Source data:

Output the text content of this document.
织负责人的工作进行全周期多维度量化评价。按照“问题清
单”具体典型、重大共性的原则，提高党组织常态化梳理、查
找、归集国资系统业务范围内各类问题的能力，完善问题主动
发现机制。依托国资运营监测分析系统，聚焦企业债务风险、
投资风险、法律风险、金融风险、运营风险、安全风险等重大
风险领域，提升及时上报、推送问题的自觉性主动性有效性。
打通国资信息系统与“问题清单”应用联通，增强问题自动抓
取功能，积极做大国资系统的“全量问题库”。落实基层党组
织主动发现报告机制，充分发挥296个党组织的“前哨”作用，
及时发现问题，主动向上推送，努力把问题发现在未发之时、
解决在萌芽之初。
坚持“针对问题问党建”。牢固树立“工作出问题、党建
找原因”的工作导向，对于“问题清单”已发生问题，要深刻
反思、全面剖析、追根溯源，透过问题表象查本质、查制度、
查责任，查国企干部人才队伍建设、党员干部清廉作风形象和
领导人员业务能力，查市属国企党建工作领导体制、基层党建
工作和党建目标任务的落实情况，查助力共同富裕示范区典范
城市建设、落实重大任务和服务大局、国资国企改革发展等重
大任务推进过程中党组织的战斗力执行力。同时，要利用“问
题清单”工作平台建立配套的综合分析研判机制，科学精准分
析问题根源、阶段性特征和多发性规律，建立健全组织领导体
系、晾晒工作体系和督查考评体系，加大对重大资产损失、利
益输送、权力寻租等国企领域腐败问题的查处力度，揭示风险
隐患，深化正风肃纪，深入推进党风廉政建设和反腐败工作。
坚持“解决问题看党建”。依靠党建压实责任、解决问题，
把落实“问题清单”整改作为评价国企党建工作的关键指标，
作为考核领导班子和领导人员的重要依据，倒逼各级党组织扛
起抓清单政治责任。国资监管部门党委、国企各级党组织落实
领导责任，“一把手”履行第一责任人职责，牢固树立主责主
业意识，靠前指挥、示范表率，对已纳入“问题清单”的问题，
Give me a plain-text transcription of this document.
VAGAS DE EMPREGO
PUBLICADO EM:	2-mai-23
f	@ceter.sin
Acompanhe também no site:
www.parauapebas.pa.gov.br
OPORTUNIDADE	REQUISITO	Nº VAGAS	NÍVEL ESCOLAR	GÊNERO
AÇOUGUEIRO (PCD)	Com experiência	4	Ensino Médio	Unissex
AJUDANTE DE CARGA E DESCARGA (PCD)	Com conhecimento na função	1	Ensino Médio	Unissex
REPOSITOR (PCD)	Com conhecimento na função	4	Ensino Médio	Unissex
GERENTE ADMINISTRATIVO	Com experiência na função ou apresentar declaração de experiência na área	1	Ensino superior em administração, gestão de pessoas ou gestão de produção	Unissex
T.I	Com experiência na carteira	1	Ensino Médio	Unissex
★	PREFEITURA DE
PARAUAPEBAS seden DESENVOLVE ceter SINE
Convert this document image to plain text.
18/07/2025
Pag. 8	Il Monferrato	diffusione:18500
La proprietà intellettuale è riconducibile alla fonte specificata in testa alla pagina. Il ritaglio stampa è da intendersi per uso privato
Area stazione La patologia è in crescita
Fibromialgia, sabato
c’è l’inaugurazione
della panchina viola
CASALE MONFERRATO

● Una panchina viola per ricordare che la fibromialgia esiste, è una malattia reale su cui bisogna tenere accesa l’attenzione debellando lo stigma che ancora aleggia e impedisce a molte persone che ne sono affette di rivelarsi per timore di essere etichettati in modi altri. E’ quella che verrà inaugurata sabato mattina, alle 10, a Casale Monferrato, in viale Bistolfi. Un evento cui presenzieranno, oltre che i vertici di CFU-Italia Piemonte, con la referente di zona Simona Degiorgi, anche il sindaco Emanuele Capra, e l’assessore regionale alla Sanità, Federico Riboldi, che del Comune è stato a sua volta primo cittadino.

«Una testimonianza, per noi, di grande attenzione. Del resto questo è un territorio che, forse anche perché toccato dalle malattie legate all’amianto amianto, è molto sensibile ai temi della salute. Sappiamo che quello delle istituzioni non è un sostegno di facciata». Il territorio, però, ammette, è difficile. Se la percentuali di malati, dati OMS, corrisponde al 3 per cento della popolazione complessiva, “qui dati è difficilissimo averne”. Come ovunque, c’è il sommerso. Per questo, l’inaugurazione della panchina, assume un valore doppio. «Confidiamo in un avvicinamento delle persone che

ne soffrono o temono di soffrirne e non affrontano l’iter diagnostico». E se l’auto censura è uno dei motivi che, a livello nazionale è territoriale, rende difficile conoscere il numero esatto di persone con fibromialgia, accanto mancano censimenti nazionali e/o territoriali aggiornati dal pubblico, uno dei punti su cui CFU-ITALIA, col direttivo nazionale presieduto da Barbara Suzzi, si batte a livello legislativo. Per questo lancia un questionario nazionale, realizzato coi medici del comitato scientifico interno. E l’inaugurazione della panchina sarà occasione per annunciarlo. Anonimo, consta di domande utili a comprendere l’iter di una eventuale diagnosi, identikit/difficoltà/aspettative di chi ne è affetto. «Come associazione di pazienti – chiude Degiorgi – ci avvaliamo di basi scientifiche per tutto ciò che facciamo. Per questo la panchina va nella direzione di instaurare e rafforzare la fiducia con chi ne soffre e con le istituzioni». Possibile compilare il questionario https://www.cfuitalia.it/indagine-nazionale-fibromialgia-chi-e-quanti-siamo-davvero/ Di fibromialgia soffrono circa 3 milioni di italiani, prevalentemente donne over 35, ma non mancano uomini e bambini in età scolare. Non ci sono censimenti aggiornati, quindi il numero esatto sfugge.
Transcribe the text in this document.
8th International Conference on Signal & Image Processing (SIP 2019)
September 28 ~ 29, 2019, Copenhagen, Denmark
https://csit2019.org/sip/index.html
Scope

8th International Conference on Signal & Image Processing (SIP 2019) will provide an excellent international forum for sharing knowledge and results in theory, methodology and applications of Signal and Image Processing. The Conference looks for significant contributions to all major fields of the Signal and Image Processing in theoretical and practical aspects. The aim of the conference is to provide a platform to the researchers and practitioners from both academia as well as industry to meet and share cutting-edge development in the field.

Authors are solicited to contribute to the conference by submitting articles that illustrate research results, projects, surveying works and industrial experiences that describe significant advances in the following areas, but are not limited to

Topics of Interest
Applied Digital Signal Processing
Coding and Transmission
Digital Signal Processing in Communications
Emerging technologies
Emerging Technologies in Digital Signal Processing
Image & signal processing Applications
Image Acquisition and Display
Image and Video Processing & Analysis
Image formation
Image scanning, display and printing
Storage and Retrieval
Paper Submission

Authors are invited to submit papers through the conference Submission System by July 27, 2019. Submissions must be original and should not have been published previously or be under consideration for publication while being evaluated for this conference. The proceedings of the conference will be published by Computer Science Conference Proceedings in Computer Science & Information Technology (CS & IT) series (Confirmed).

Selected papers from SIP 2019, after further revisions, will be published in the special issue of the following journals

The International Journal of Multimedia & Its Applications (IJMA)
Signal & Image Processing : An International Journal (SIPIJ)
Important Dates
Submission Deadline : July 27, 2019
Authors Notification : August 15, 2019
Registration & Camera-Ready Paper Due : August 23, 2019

Problem to work on:
Collect each line holding the string "alla".

Finished exercise:
La proprietà intellettuale è riconducibile alla fonte specificata in testa alla pagina. Il ritaglio stampa è da intendersi per uso privato
● Una panchina viola per ricordare che la fibromialgia esiste, è una malattia reale su cui bisogna tenere accesa l’attenzione debellando lo stigma che ancora aleggia e impedisce a molte persone che ne sono affette di rivelarsi per timore di essere etichettati in modi altri. E’ quella che verrà inaugurata sabato mattina, alle 10, a Casale Monferrato, in viale Bistolfi. Un evento cui presenzieranno, oltre che i vertici di CFU-Italia Piemonte, con la referente di zona Simona Degiorgi, anche il sindaco Emanuele Capra, e l’assessore regionale alla Sanità, Federico Riboldi, che del Comune è stato a sua volta primo cittadino.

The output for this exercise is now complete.